▶

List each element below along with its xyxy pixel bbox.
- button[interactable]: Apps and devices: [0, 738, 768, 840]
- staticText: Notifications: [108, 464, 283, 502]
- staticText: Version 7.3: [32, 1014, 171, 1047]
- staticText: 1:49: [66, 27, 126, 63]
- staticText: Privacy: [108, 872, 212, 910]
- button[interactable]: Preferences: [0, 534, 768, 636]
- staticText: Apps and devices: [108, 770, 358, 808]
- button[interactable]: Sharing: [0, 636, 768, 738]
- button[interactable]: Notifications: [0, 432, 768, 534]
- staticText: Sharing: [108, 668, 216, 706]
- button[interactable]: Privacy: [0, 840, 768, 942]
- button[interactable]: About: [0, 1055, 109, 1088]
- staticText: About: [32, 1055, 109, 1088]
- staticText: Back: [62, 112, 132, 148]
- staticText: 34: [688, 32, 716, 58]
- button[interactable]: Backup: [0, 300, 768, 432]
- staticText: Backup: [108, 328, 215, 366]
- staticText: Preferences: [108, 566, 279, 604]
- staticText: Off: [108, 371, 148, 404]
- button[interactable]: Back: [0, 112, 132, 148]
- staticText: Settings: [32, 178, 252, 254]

◀

The request
Tally the lines in the items above that contain the string "Privacy". Reply with the number alone.

Reply to the task
2